TO DO | Without the images, write out all of the following entries exactly.

RECORDS SHOWN |
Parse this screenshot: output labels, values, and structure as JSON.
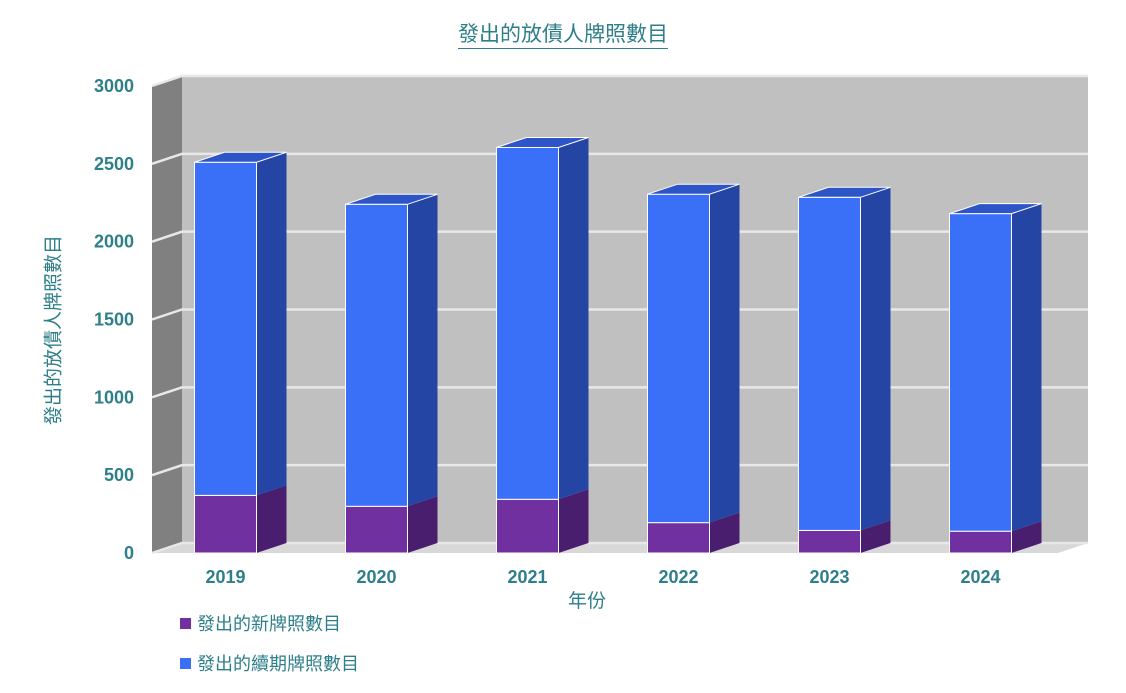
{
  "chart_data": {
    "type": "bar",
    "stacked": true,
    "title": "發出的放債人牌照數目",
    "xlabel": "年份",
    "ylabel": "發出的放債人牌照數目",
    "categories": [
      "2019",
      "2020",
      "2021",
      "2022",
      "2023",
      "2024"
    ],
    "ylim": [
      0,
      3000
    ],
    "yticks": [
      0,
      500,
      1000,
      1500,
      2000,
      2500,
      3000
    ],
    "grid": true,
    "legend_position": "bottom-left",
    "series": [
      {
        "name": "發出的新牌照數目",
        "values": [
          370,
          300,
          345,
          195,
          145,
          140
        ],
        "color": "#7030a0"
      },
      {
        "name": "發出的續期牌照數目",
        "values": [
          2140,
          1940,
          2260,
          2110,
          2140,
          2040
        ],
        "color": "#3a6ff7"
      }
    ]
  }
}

SOLUTION TO THE EXERCISE |
Parse this screenshot: output labels, values, and structure as JSON.
{
  "chart_data": {
    "type": "bar",
    "stacked": true,
    "title": "發出的放債人牌照數目",
    "xlabel": "年份",
    "ylabel": "發出的放債人牌照數目",
    "categories": [
      "2019",
      "2020",
      "2021",
      "2022",
      "2023",
      "2024"
    ],
    "ylim": [
      0,
      3000
    ],
    "yticks": [
      0,
      500,
      1000,
      1500,
      2000,
      2500,
      3000
    ],
    "grid": true,
    "legend_position": "bottom-left",
    "series": [
      {
        "name": "發出的新牌照數目",
        "values": [
          370,
          300,
          345,
          195,
          145,
          140
        ],
        "color": "#7030a0"
      },
      {
        "name": "發出的續期牌照數目",
        "values": [
          2140,
          1940,
          2260,
          2110,
          2140,
          2040
        ],
        "color": "#3a6ff7"
      }
    ]
  }
}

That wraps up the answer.